■ EXCERPTED DATA
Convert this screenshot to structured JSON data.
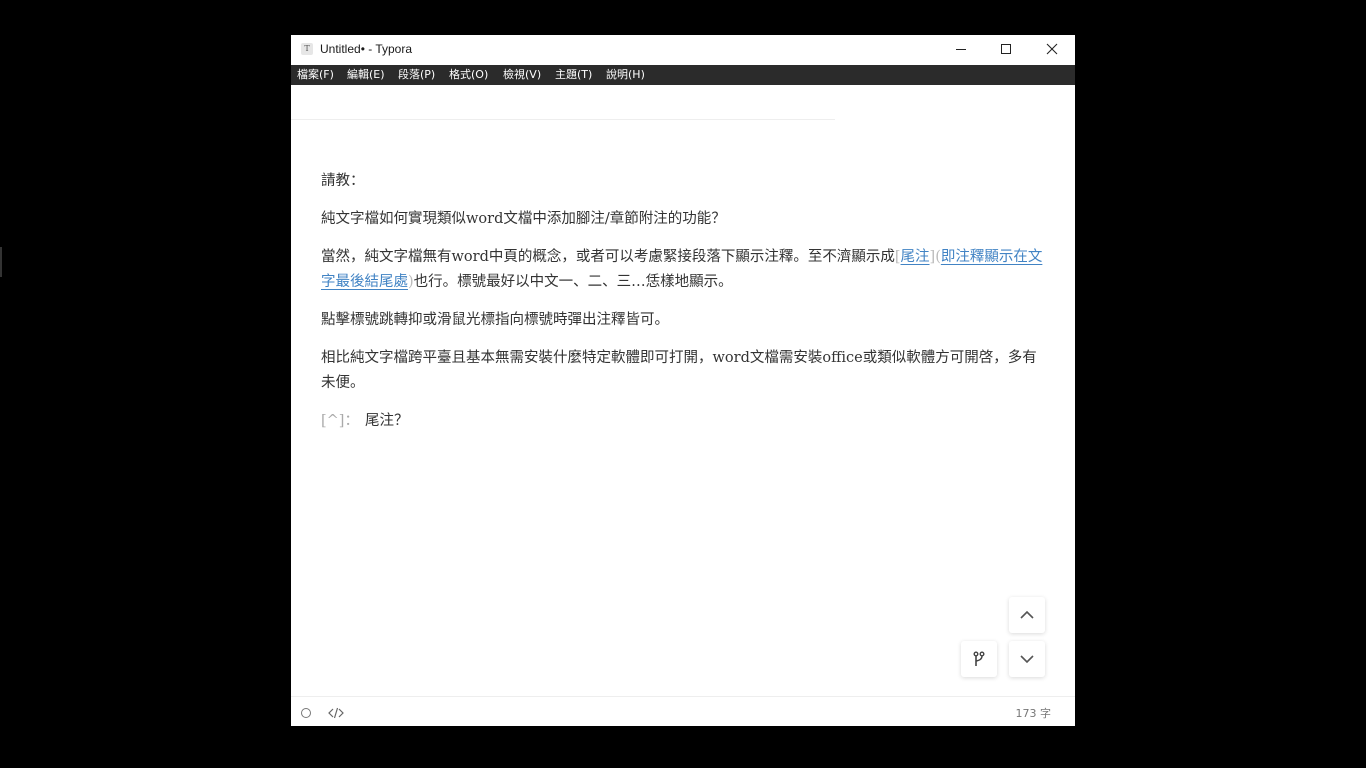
{
  "window": {
    "title": "Untitled• - Typora",
    "app_icon_letter": "T"
  },
  "menubar": {
    "items": [
      {
        "label": "檔案(F)"
      },
      {
        "label": "編輯(E)"
      },
      {
        "label": "段落(P)"
      },
      {
        "label": "格式(O)"
      },
      {
        "label": "檢視(V)"
      },
      {
        "label": "主題(T)"
      },
      {
        "label": "說明(H)"
      }
    ]
  },
  "document": {
    "p1": "請教：",
    "p2": "純文字檔如何實現類似word文檔中添加腳注/章節附注的功能？",
    "p3": {
      "before": "當然，純文字檔無有word中頁的概念，或者可以考慮緊接段落下顯示注釋。至不濟顯示成",
      "mark_open": "[",
      "link1": "尾注",
      "mark_mid": "](",
      "link2": "即注釋顯示在文字最後結尾處",
      "mark_close": ")",
      "after": "也行。標號最好以中文一、二、三…恁樣地顯示。"
    },
    "p4": "點擊標號跳轉抑或滑鼠光標指向標號時彈出注釋皆可。",
    "p5": "相比純文字檔跨平臺且基本無需安裝什麼特定軟體即可打開，word文檔需安裝office或類似軟體方可開啓，多有未便。",
    "footnote": {
      "marker": "[^]：",
      "text": "尾注？"
    }
  },
  "statusbar": {
    "word_count": "173 字"
  },
  "colors": {
    "menubar_bg": "#2b2b2b",
    "link": "#4183c4",
    "text": "#333333"
  }
}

■ GIVEN EXERCISE
Copy the records above exactly, omitting every picture.

■ EXERCISE SOLUTION
Convert this screenshot to structured JSON data.
{
  "window": {
    "title": "Untitled• - Typora",
    "app_icon_letter": "T"
  },
  "menubar": {
    "items": [
      {
        "label": "檔案(F)"
      },
      {
        "label": "編輯(E)"
      },
      {
        "label": "段落(P)"
      },
      {
        "label": "格式(O)"
      },
      {
        "label": "檢視(V)"
      },
      {
        "label": "主題(T)"
      },
      {
        "label": "說明(H)"
      }
    ]
  },
  "document": {
    "p1": "請教：",
    "p2": "純文字檔如何實現類似word文檔中添加腳注/章節附注的功能？",
    "p3": {
      "before": "當然，純文字檔無有word中頁的概念，或者可以考慮緊接段落下顯示注釋。至不濟顯示成",
      "mark_open": "[",
      "link1": "尾注",
      "mark_mid": "](",
      "link2": "即注釋顯示在文字最後結尾處",
      "mark_close": ")",
      "after": "也行。標號最好以中文一、二、三…恁樣地顯示。"
    },
    "p4": "點擊標號跳轉抑或滑鼠光標指向標號時彈出注釋皆可。",
    "p5": "相比純文字檔跨平臺且基本無需安裝什麼特定軟體即可打開，word文檔需安裝office或類似軟體方可開啓，多有未便。",
    "footnote": {
      "marker": "[^]：",
      "text": "尾注？"
    }
  },
  "statusbar": {
    "word_count": "173 字"
  },
  "colors": {
    "menubar_bg": "#2b2b2b",
    "link": "#4183c4",
    "text": "#333333"
  }
}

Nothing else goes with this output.